Once the pictures are set aside, transcribe the remaining data exactly.
------ Dataset ------
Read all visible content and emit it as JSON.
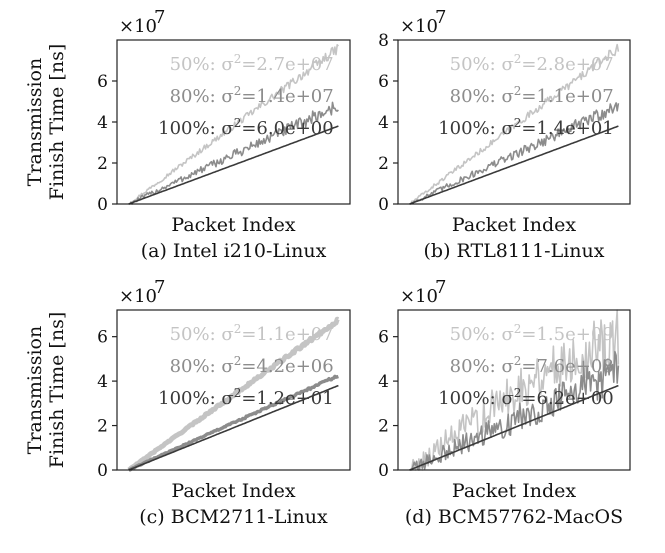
{
  "chart_data": [
    {
      "type": "line",
      "caption": "(a) Intel i210-Linux",
      "xlabel": "Packet Index",
      "ylabel_lines": [
        "Transmission",
        "Finish Time [ns]"
      ],
      "scale_label": "×10",
      "scale_exp": "7",
      "ylim": [
        0,
        8
      ],
      "yticks": [
        "0",
        "2",
        "4",
        "6"
      ],
      "series": [
        {
          "name": "50%",
          "variance_label": "σ",
          "variance_sup": "2",
          "variance_value": "=2.7e+07",
          "color": "#c4c4c4",
          "noise": 0.25,
          "values": [
            0.0,
            1.52,
            3.04,
            4.56,
            6.08,
            7.6
          ]
        },
        {
          "name": "80%",
          "variance_label": "σ",
          "variance_sup": "2",
          "variance_value": "=1.4e+07",
          "color": "#8c8c8c",
          "noise": 0.35,
          "values": [
            0.0,
            0.96,
            1.92,
            2.88,
            3.84,
            4.8
          ]
        },
        {
          "name": "100%",
          "variance_label": "σ",
          "variance_sup": "2",
          "variance_value": "=6.0e+00",
          "color": "#3a3a3a",
          "noise": 0.0,
          "values": [
            0.0,
            0.76,
            1.52,
            2.28,
            3.04,
            3.8
          ]
        }
      ]
    },
    {
      "type": "line",
      "caption": "(b) RTL8111-Linux",
      "xlabel": "Packet Index",
      "scale_label": "×10",
      "scale_exp": "7",
      "ylim": [
        0,
        8
      ],
      "yticks": [
        "0",
        "2",
        "4",
        "6",
        "8"
      ],
      "series": [
        {
          "name": "50%",
          "variance_label": "σ",
          "variance_sup": "2",
          "variance_value": "=2.8e+07",
          "color": "#c4c4c4",
          "noise": 0.25,
          "values": [
            0.0,
            1.52,
            3.04,
            4.56,
            6.08,
            7.6
          ]
        },
        {
          "name": "80%",
          "variance_label": "σ",
          "variance_sup": "2",
          "variance_value": "=1.1e+07",
          "color": "#8c8c8c",
          "noise": 0.35,
          "values": [
            0.0,
            0.96,
            1.92,
            2.88,
            3.84,
            4.8
          ]
        },
        {
          "name": "100%",
          "variance_label": "σ",
          "variance_sup": "2",
          "variance_value": "=1.4e+01",
          "color": "#3a3a3a",
          "noise": 0.0,
          "values": [
            0.0,
            0.76,
            1.52,
            2.28,
            3.04,
            3.8
          ]
        }
      ]
    },
    {
      "type": "line",
      "caption": "(c) BCM2711-Linux",
      "xlabel": "Packet Index",
      "ylabel_lines": [
        "Transmission",
        "Finish Time [ns]"
      ],
      "scale_label": "×10",
      "scale_exp": "7",
      "ylim": [
        0,
        7.2
      ],
      "yticks": [
        "0",
        "2",
        "4",
        "6"
      ],
      "series": [
        {
          "name": "50%",
          "variance_label": "σ",
          "variance_sup": "2",
          "variance_value": "=1.1e+07",
          "color": "#c4c4c4",
          "noise": 0.08,
          "values": [
            0.0,
            1.35,
            2.7,
            4.05,
            5.4,
            6.75
          ]
        },
        {
          "name": "80%",
          "variance_label": "σ",
          "variance_sup": "2",
          "variance_value": "=4.2e+06",
          "color": "#8c8c8c",
          "noise": 0.06,
          "values": [
            0.0,
            0.85,
            1.7,
            2.55,
            3.4,
            4.25
          ]
        },
        {
          "name": "100%",
          "variance_label": "σ",
          "variance_sup": "2",
          "variance_value": "=1.2e+01",
          "color": "#3a3a3a",
          "noise": 0.0,
          "values": [
            0.0,
            0.76,
            1.52,
            2.28,
            3.04,
            3.8
          ]
        }
      ]
    },
    {
      "type": "line",
      "caption": "(d) BCM57762-MacOS",
      "xlabel": "Packet Index",
      "scale_label": "×10",
      "scale_exp": "7",
      "ylim": [
        0,
        7.2
      ],
      "yticks": [
        "0",
        "2",
        "4",
        "6"
      ],
      "series": [
        {
          "name": "50%",
          "variance_label": "σ",
          "variance_sup": "2",
          "variance_value": "=1.5e+09",
          "color": "#c4c4c4",
          "noise": 1.6,
          "values": [
            0.0,
            1.4,
            2.8,
            4.2,
            5.2,
            6.0
          ]
        },
        {
          "name": "80%",
          "variance_label": "σ",
          "variance_sup": "2",
          "variance_value": "=7.6e+08",
          "color": "#8c8c8c",
          "noise": 1.0,
          "values": [
            0.0,
            0.9,
            1.8,
            2.7,
            3.6,
            4.5
          ]
        },
        {
          "name": "100%",
          "variance_label": "σ",
          "variance_sup": "2",
          "variance_value": "=6.2e+00",
          "color": "#3a3a3a",
          "noise": 0.0,
          "values": [
            0.0,
            0.76,
            1.52,
            2.28,
            3.04,
            3.8
          ]
        }
      ]
    }
  ]
}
------
**Written reply:**
Read all visible content and emit it as JSON.
{
  "chart_data": [
    {
      "type": "line",
      "caption": "(a) Intel i210-Linux",
      "xlabel": "Packet Index",
      "ylabel_lines": [
        "Transmission",
        "Finish Time [ns]"
      ],
      "scale_label": "×10",
      "scale_exp": "7",
      "ylim": [
        0,
        8
      ],
      "yticks": [
        "0",
        "2",
        "4",
        "6"
      ],
      "series": [
        {
          "name": "50%",
          "variance_label": "σ",
          "variance_sup": "2",
          "variance_value": "=2.7e+07",
          "color": "#c4c4c4",
          "noise": 0.25,
          "values": [
            0.0,
            1.52,
            3.04,
            4.56,
            6.08,
            7.6
          ]
        },
        {
          "name": "80%",
          "variance_label": "σ",
          "variance_sup": "2",
          "variance_value": "=1.4e+07",
          "color": "#8c8c8c",
          "noise": 0.35,
          "values": [
            0.0,
            0.96,
            1.92,
            2.88,
            3.84,
            4.8
          ]
        },
        {
          "name": "100%",
          "variance_label": "σ",
          "variance_sup": "2",
          "variance_value": "=6.0e+00",
          "color": "#3a3a3a",
          "noise": 0.0,
          "values": [
            0.0,
            0.76,
            1.52,
            2.28,
            3.04,
            3.8
          ]
        }
      ]
    },
    {
      "type": "line",
      "caption": "(b) RTL8111-Linux",
      "xlabel": "Packet Index",
      "scale_label": "×10",
      "scale_exp": "7",
      "ylim": [
        0,
        8
      ],
      "yticks": [
        "0",
        "2",
        "4",
        "6",
        "8"
      ],
      "series": [
        {
          "name": "50%",
          "variance_label": "σ",
          "variance_sup": "2",
          "variance_value": "=2.8e+07",
          "color": "#c4c4c4",
          "noise": 0.25,
          "values": [
            0.0,
            1.52,
            3.04,
            4.56,
            6.08,
            7.6
          ]
        },
        {
          "name": "80%",
          "variance_label": "σ",
          "variance_sup": "2",
          "variance_value": "=1.1e+07",
          "color": "#8c8c8c",
          "noise": 0.35,
          "values": [
            0.0,
            0.96,
            1.92,
            2.88,
            3.84,
            4.8
          ]
        },
        {
          "name": "100%",
          "variance_label": "σ",
          "variance_sup": "2",
          "variance_value": "=1.4e+01",
          "color": "#3a3a3a",
          "noise": 0.0,
          "values": [
            0.0,
            0.76,
            1.52,
            2.28,
            3.04,
            3.8
          ]
        }
      ]
    },
    {
      "type": "line",
      "caption": "(c) BCM2711-Linux",
      "xlabel": "Packet Index",
      "ylabel_lines": [
        "Transmission",
        "Finish Time [ns]"
      ],
      "scale_label": "×10",
      "scale_exp": "7",
      "ylim": [
        0,
        7.2
      ],
      "yticks": [
        "0",
        "2",
        "4",
        "6"
      ],
      "series": [
        {
          "name": "50%",
          "variance_label": "σ",
          "variance_sup": "2",
          "variance_value": "=1.1e+07",
          "color": "#c4c4c4",
          "noise": 0.08,
          "values": [
            0.0,
            1.35,
            2.7,
            4.05,
            5.4,
            6.75
          ]
        },
        {
          "name": "80%",
          "variance_label": "σ",
          "variance_sup": "2",
          "variance_value": "=4.2e+06",
          "color": "#8c8c8c",
          "noise": 0.06,
          "values": [
            0.0,
            0.85,
            1.7,
            2.55,
            3.4,
            4.25
          ]
        },
        {
          "name": "100%",
          "variance_label": "σ",
          "variance_sup": "2",
          "variance_value": "=1.2e+01",
          "color": "#3a3a3a",
          "noise": 0.0,
          "values": [
            0.0,
            0.76,
            1.52,
            2.28,
            3.04,
            3.8
          ]
        }
      ]
    },
    {
      "type": "line",
      "caption": "(d) BCM57762-MacOS",
      "xlabel": "Packet Index",
      "scale_label": "×10",
      "scale_exp": "7",
      "ylim": [
        0,
        7.2
      ],
      "yticks": [
        "0",
        "2",
        "4",
        "6"
      ],
      "series": [
        {
          "name": "50%",
          "variance_label": "σ",
          "variance_sup": "2",
          "variance_value": "=1.5e+09",
          "color": "#c4c4c4",
          "noise": 1.6,
          "values": [
            0.0,
            1.4,
            2.8,
            4.2,
            5.2,
            6.0
          ]
        },
        {
          "name": "80%",
          "variance_label": "σ",
          "variance_sup": "2",
          "variance_value": "=7.6e+08",
          "color": "#8c8c8c",
          "noise": 1.0,
          "values": [
            0.0,
            0.9,
            1.8,
            2.7,
            3.6,
            4.5
          ]
        },
        {
          "name": "100%",
          "variance_label": "σ",
          "variance_sup": "2",
          "variance_value": "=6.2e+00",
          "color": "#3a3a3a",
          "noise": 0.0,
          "values": [
            0.0,
            0.76,
            1.52,
            2.28,
            3.04,
            3.8
          ]
        }
      ]
    }
  ]
}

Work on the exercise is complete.